(Records shown)
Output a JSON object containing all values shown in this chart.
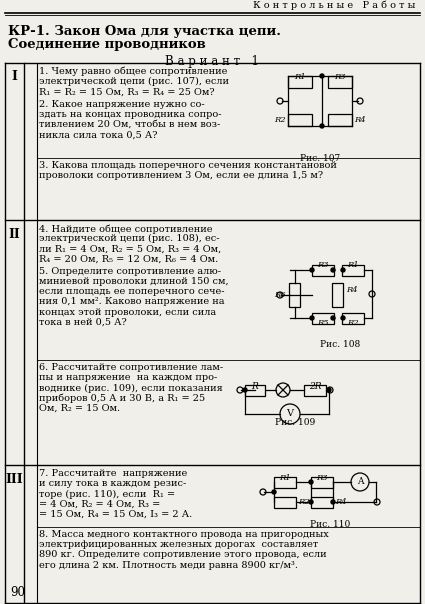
{
  "bg_color": "#f0efea",
  "header_text": "К о н т р о л ь н ы е   Р а б о т ы",
  "title_line1": "КР-1. Закон Ома для участка цепи.",
  "title_line2": "Соединение проводников",
  "variant": "В а р и а н т   1",
  "page_num": "90",
  "roman_I": "I",
  "roman_II": "II",
  "roman_III": "III"
}
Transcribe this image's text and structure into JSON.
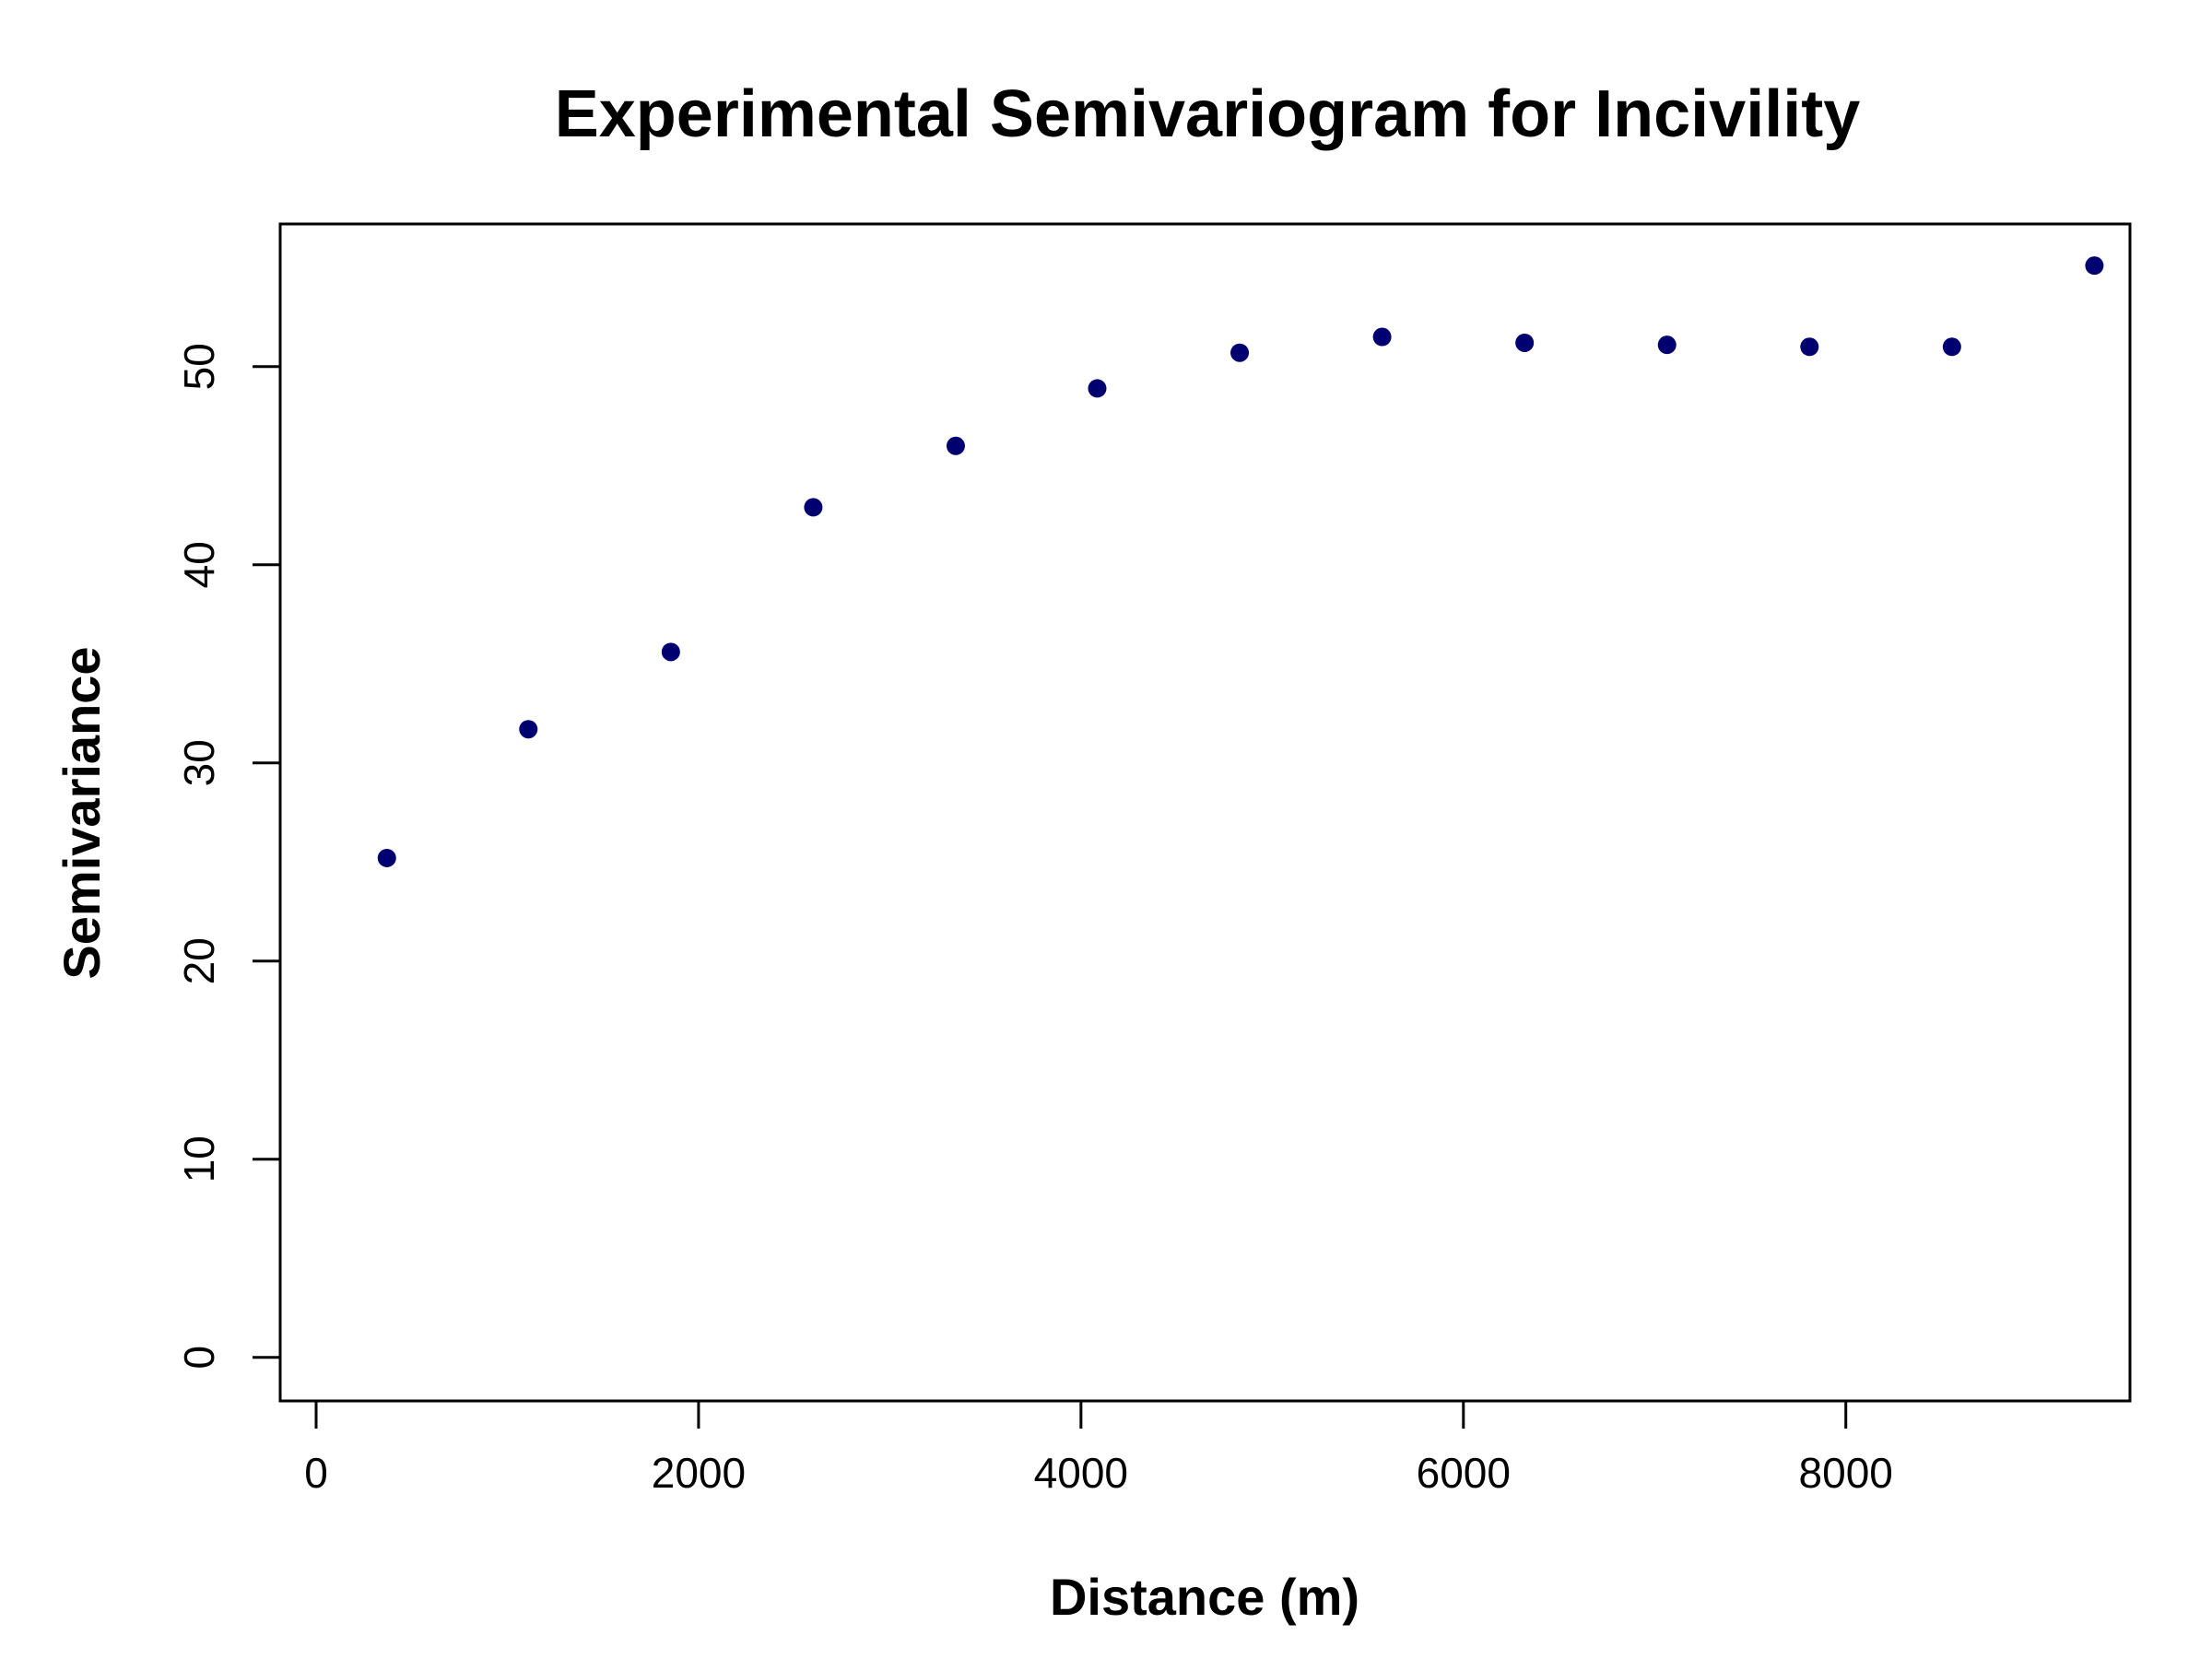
{
  "chart_data": {
    "type": "scatter",
    "title": "Experimental Semivariogram for Incivility",
    "xlabel": "Distance (m)",
    "ylabel": "Semivariance",
    "xlim": [
      -188,
      9486
    ],
    "ylim": [
      -2.2,
      57.2
    ],
    "xticks": [
      0,
      2000,
      4000,
      6000,
      8000
    ],
    "xtick_labels": [
      "0",
      "2000",
      "4000",
      "6000",
      "8000"
    ],
    "yticks": [
      0,
      10,
      20,
      30,
      40,
      50
    ],
    "ytick_labels": [
      "0",
      "10",
      "20",
      "30",
      "40",
      "50"
    ],
    "grid": false,
    "point_color": "#000070",
    "series": [
      {
        "x": [
          370,
          1110,
          1855,
          2600,
          3345,
          4085,
          4830,
          5575,
          6320,
          7065,
          7810,
          8555,
          9300
        ],
        "y": [
          25.2,
          31.7,
          35.6,
          42.9,
          46.0,
          48.9,
          50.7,
          51.5,
          51.2,
          51.1,
          51.0,
          51.0,
          55.1
        ]
      }
    ]
  }
}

(Exercise brief)
Repeat all of the records verbatim, leaving out the pictures.

(Exercise solution)
Output a JSON object containing all values shown in this chart.
{
  "bg_color": "#f0efea",
  "header_text": "К о н т р о л ь н ы е   Р а б о т ы",
  "title_line1": "КР-1. Закон Ома для участка цепи.",
  "title_line2": "Соединение проводников",
  "variant": "В а р и а н т   1",
  "page_num": "90",
  "roman_I": "I",
  "roman_II": "II",
  "roman_III": "III"
}
Transcribe this image's text and structure into JSON.
{
  "chart_data": {
    "type": "scatter",
    "title": "Experimental Semivariogram for Incivility",
    "xlabel": "Distance (m)",
    "ylabel": "Semivariance",
    "xlim": [
      -188,
      9486
    ],
    "ylim": [
      -2.2,
      57.2
    ],
    "xticks": [
      0,
      2000,
      4000,
      6000,
      8000
    ],
    "xtick_labels": [
      "0",
      "2000",
      "4000",
      "6000",
      "8000"
    ],
    "yticks": [
      0,
      10,
      20,
      30,
      40,
      50
    ],
    "ytick_labels": [
      "0",
      "10",
      "20",
      "30",
      "40",
      "50"
    ],
    "grid": false,
    "point_color": "#000070",
    "series": [
      {
        "x": [
          370,
          1110,
          1855,
          2600,
          3345,
          4085,
          4830,
          5575,
          6320,
          7065,
          7810,
          8555,
          9300
        ],
        "y": [
          25.2,
          31.7,
          35.6,
          42.9,
          46.0,
          48.9,
          50.7,
          51.5,
          51.2,
          51.1,
          51.0,
          51.0,
          55.1
        ]
      }
    ]
  }
}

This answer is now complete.